• [WHAT IS EXPECTED]: Set down each line of the material that follows, exactly, with no pictures.

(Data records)
***

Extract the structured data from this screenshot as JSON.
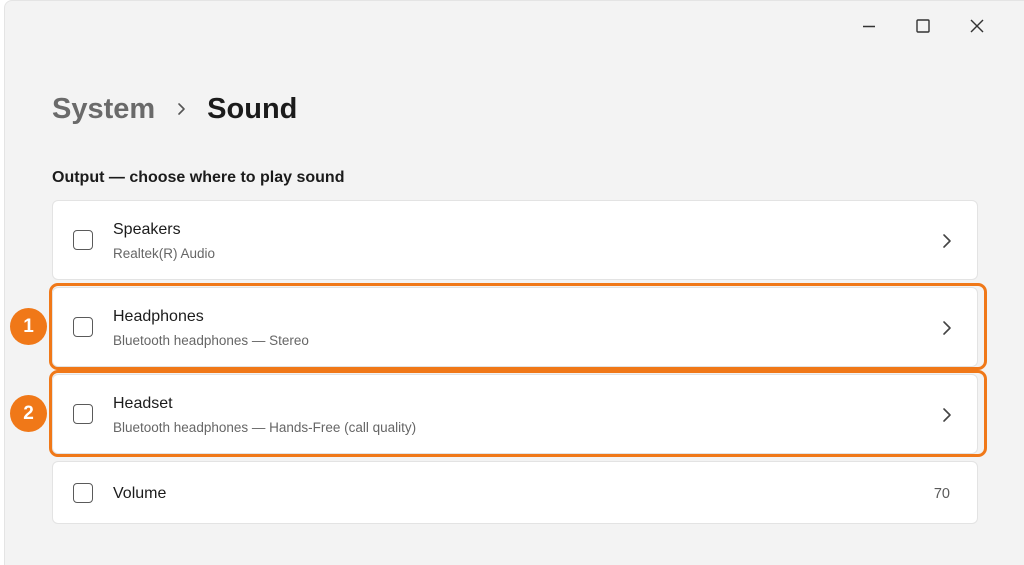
{
  "window": {
    "controls": {
      "minimize_icon": "minimize-icon",
      "maximize_icon": "maximize-icon",
      "close_icon": "close-icon"
    }
  },
  "breadcrumb": {
    "parent": "System",
    "separator_icon": "chevron-right-icon",
    "current": "Sound"
  },
  "section": {
    "title": "Output — choose where to play sound"
  },
  "devices": [
    {
      "title": "Speakers",
      "subtitle": "Realtek(R) Audio",
      "checked": false
    },
    {
      "title": "Headphones",
      "subtitle": "Bluetooth headphones — Stereo",
      "checked": false
    },
    {
      "title": "Headset",
      "subtitle": "Bluetooth headphones — Hands-Free (call quality)",
      "checked": false
    }
  ],
  "volume": {
    "label": "Volume",
    "value": "70",
    "checked": false
  },
  "annotations": [
    {
      "number": "1",
      "target": "Headphones"
    },
    {
      "number": "2",
      "target": "Headset"
    }
  ],
  "colors": {
    "accent_orange": "#f07818",
    "window_bg": "#f3f3f3",
    "card_bg": "#ffffff",
    "text_primary": "#1b1b1b",
    "text_secondary": "#666666"
  }
}
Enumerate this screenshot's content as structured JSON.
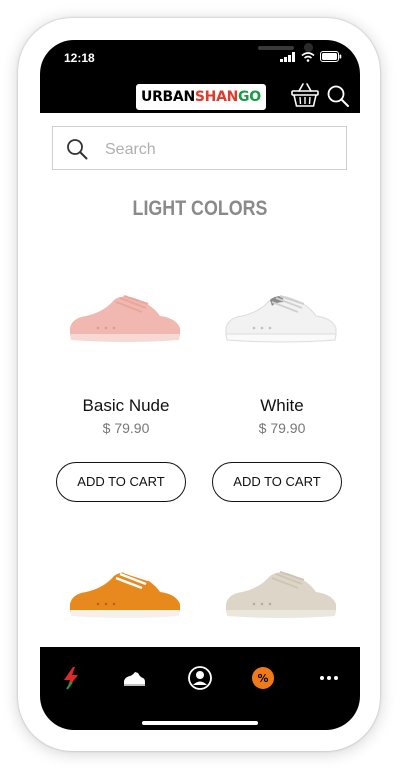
{
  "status_bar": {
    "time": "12:18"
  },
  "header": {
    "logo_part1": "URBAN",
    "logo_part2": "SHAN",
    "logo_part3": "GO",
    "cart_icon": "basket-icon",
    "search_icon": "search-icon"
  },
  "search": {
    "placeholder": "Search",
    "value": ""
  },
  "section": {
    "title": "LIGHT COLORS"
  },
  "products": [
    {
      "name": "Basic Nude",
      "price": "$ 79.90",
      "button": "ADD TO CART",
      "color": "#f0b8b0"
    },
    {
      "name": "White",
      "price": "$ 79.90",
      "button": "ADD TO CART",
      "color": "#f2f2f2"
    },
    {
      "color": "#e8891e"
    },
    {
      "color": "#ddd6c8"
    }
  ],
  "bottom_nav": [
    {
      "icon": "lightning-icon",
      "accent": "#e0282a"
    },
    {
      "icon": "sneaker-icon"
    },
    {
      "icon": "profile-icon"
    },
    {
      "icon": "discount-badge-icon",
      "accent": "#f07a1a"
    },
    {
      "icon": "more-icon"
    }
  ]
}
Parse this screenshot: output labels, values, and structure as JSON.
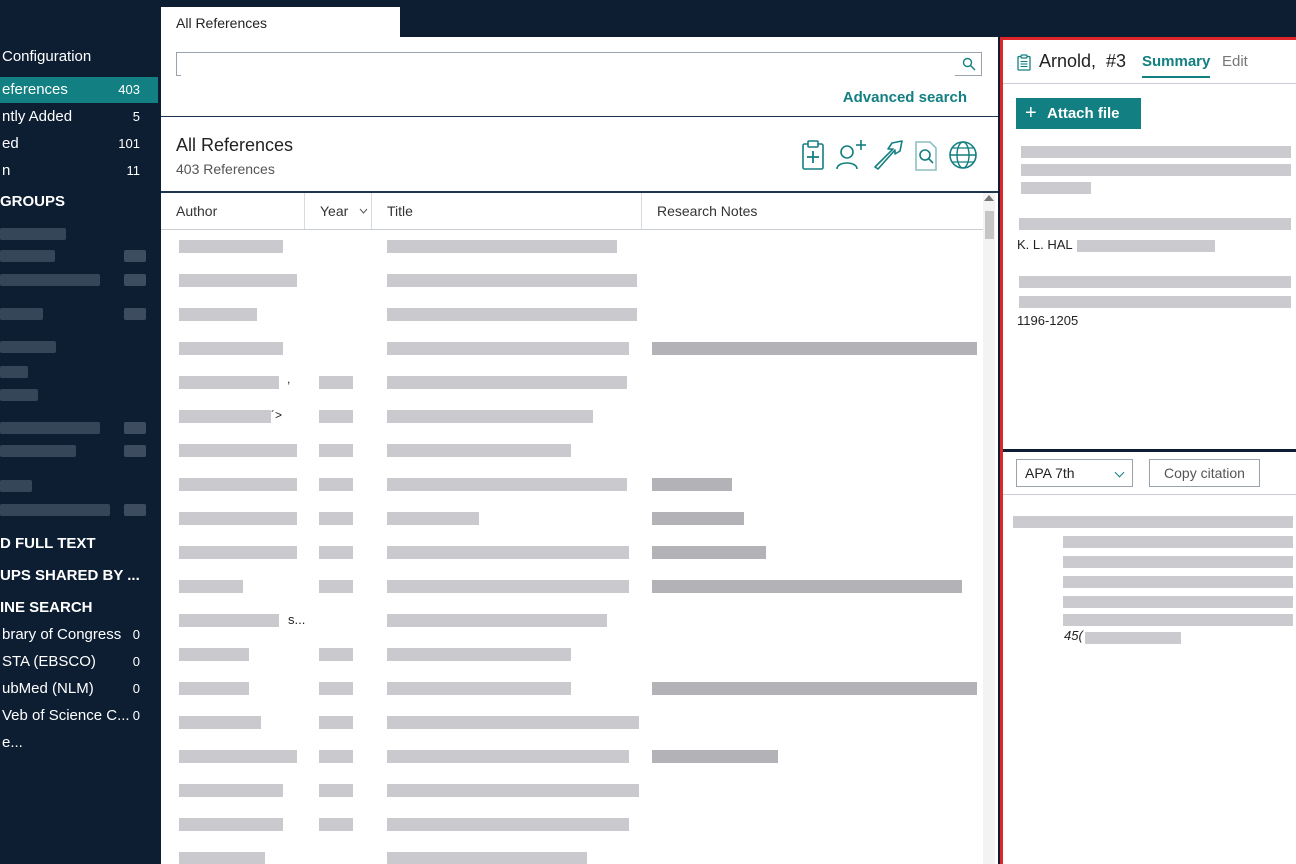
{
  "tabs": {
    "active_tab": "All References"
  },
  "sidebar": {
    "configuration_label": "Configuration",
    "items": [
      {
        "label": "eferences",
        "count": "403",
        "selected": true
      },
      {
        "label": "ntly Added",
        "count": "5"
      },
      {
        "label": "ed",
        "count": "101"
      },
      {
        "label": "n",
        "count": "11"
      }
    ],
    "groups_heading": "GROUPS",
    "full_text_heading": "D FULL TEXT",
    "shared_heading": "UPS SHARED BY ...",
    "online_search_heading": "INE SEARCH",
    "online_items": [
      {
        "label": "brary of Congress",
        "count": "0"
      },
      {
        "label": "STA (EBSCO)",
        "count": "0"
      },
      {
        "label": "ubMed (NLM)",
        "count": "0"
      },
      {
        "label": "Veb of Science C...",
        "count": "0"
      },
      {
        "label": "e...",
        "count": ""
      }
    ]
  },
  "search": {
    "value": "",
    "placeholder": "",
    "advanced_label": "Advanced search"
  },
  "list": {
    "title": "All References",
    "count_text": "403 References",
    "toolbar_icons": [
      "add-reference-icon",
      "add-person-icon",
      "share-arrow-icon",
      "find-document-icon",
      "online-globe-icon"
    ],
    "columns": [
      "Author",
      "Year",
      "Title",
      "Research Notes"
    ],
    "fragments": [
      {
        "row": 4,
        "text": ","
      },
      {
        "row": 5,
        "text": "´˃"
      },
      {
        "row": 11,
        "text": "s..."
      }
    ]
  },
  "detail": {
    "author": "Arnold,",
    "ref_number": "#3",
    "tab_summary": "Summary",
    "tab_edit": "Edit",
    "attach_label": "Attach file",
    "author_initials": "K. L. HAL",
    "pages": "1196-1205",
    "citation_style": "APA 7th",
    "copy_citation_label": "Copy citation",
    "citation_volume": "45("
  },
  "colors": {
    "accent": "#127f82",
    "sidebar_bg": "#0d1e33",
    "highlight_border": "#e0262a"
  }
}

***

• [FINISHED EXERCISE]:
Extract the structured data from this screenshot as JSON.
{
  "window": {
    "controls": {
      "minimize_icon": "minimize-icon",
      "maximize_icon": "maximize-icon",
      "close_icon": "close-icon"
    }
  },
  "breadcrumb": {
    "parent": "System",
    "separator_icon": "chevron-right-icon",
    "current": "Sound"
  },
  "section": {
    "title": "Output — choose where to play sound"
  },
  "devices": [
    {
      "title": "Speakers",
      "subtitle": "Realtek(R) Audio",
      "checked": false
    },
    {
      "title": "Headphones",
      "subtitle": "Bluetooth headphones — Stereo",
      "checked": false
    },
    {
      "title": "Headset",
      "subtitle": "Bluetooth headphones — Hands-Free (call quality)",
      "checked": false
    }
  ],
  "volume": {
    "label": "Volume",
    "value": "70",
    "checked": false
  },
  "annotations": [
    {
      "number": "1",
      "target": "Headphones"
    },
    {
      "number": "2",
      "target": "Headset"
    }
  ],
  "colors": {
    "accent_orange": "#f07818",
    "window_bg": "#f3f3f3",
    "card_bg": "#ffffff",
    "text_primary": "#1b1b1b",
    "text_secondary": "#666666"
  }
}
Enumerate this screenshot's content as structured JSON.
{
  "status_bar": {
    "time": "12:18"
  },
  "header": {
    "logo_part1": "URBAN",
    "logo_part2": "SHAN",
    "logo_part3": "GO",
    "cart_icon": "basket-icon",
    "search_icon": "search-icon"
  },
  "search": {
    "placeholder": "Search",
    "value": ""
  },
  "section": {
    "title": "LIGHT COLORS"
  },
  "products": [
    {
      "name": "Basic Nude",
      "price": "$ 79.90",
      "button": "ADD TO CART",
      "color": "#f0b8b0"
    },
    {
      "name": "White",
      "price": "$ 79.90",
      "button": "ADD TO CART",
      "color": "#f2f2f2"
    },
    {
      "color": "#e8891e"
    },
    {
      "color": "#ddd6c8"
    }
  ],
  "bottom_nav": [
    {
      "icon": "lightning-icon",
      "accent": "#e0282a"
    },
    {
      "icon": "sneaker-icon"
    },
    {
      "icon": "profile-icon"
    },
    {
      "icon": "discount-badge-icon",
      "accent": "#f07a1a"
    },
    {
      "icon": "more-icon"
    }
  ]
}
Parse this screenshot: output labels, values, and structure as JSON.
{
  "tabs": {
    "active_tab": "All References"
  },
  "sidebar": {
    "configuration_label": "Configuration",
    "items": [
      {
        "label": "eferences",
        "count": "403",
        "selected": true
      },
      {
        "label": "ntly Added",
        "count": "5"
      },
      {
        "label": "ed",
        "count": "101"
      },
      {
        "label": "n",
        "count": "11"
      }
    ],
    "groups_heading": "GROUPS",
    "full_text_heading": "D FULL TEXT",
    "shared_heading": "UPS SHARED BY ...",
    "online_search_heading": "INE SEARCH",
    "online_items": [
      {
        "label": "brary of Congress",
        "count": "0"
      },
      {
        "label": "STA (EBSCO)",
        "count": "0"
      },
      {
        "label": "ubMed (NLM)",
        "count": "0"
      },
      {
        "label": "Veb of Science C...",
        "count": "0"
      },
      {
        "label": "e...",
        "count": ""
      }
    ]
  },
  "search": {
    "value": "",
    "placeholder": "",
    "advanced_label": "Advanced search"
  },
  "list": {
    "title": "All References",
    "count_text": "403 References",
    "toolbar_icons": [
      "add-reference-icon",
      "add-person-icon",
      "share-arrow-icon",
      "find-document-icon",
      "online-globe-icon"
    ],
    "columns": [
      "Author",
      "Year",
      "Title",
      "Research Notes"
    ],
    "fragments": [
      {
        "row": 4,
        "text": ","
      },
      {
        "row": 5,
        "text": "´˃"
      },
      {
        "row": 11,
        "text": "s..."
      }
    ]
  },
  "detail": {
    "author": "Arnold,",
    "ref_number": "#3",
    "tab_summary": "Summary",
    "tab_edit": "Edit",
    "attach_label": "Attach file",
    "author_initials": "K. L. HAL",
    "pages": "1196-1205",
    "citation_style": "APA 7th",
    "copy_citation_label": "Copy citation",
    "citation_volume": "45("
  },
  "colors": {
    "accent": "#127f82",
    "sidebar_bg": "#0d1e33",
    "highlight_border": "#e0262a"
  }
}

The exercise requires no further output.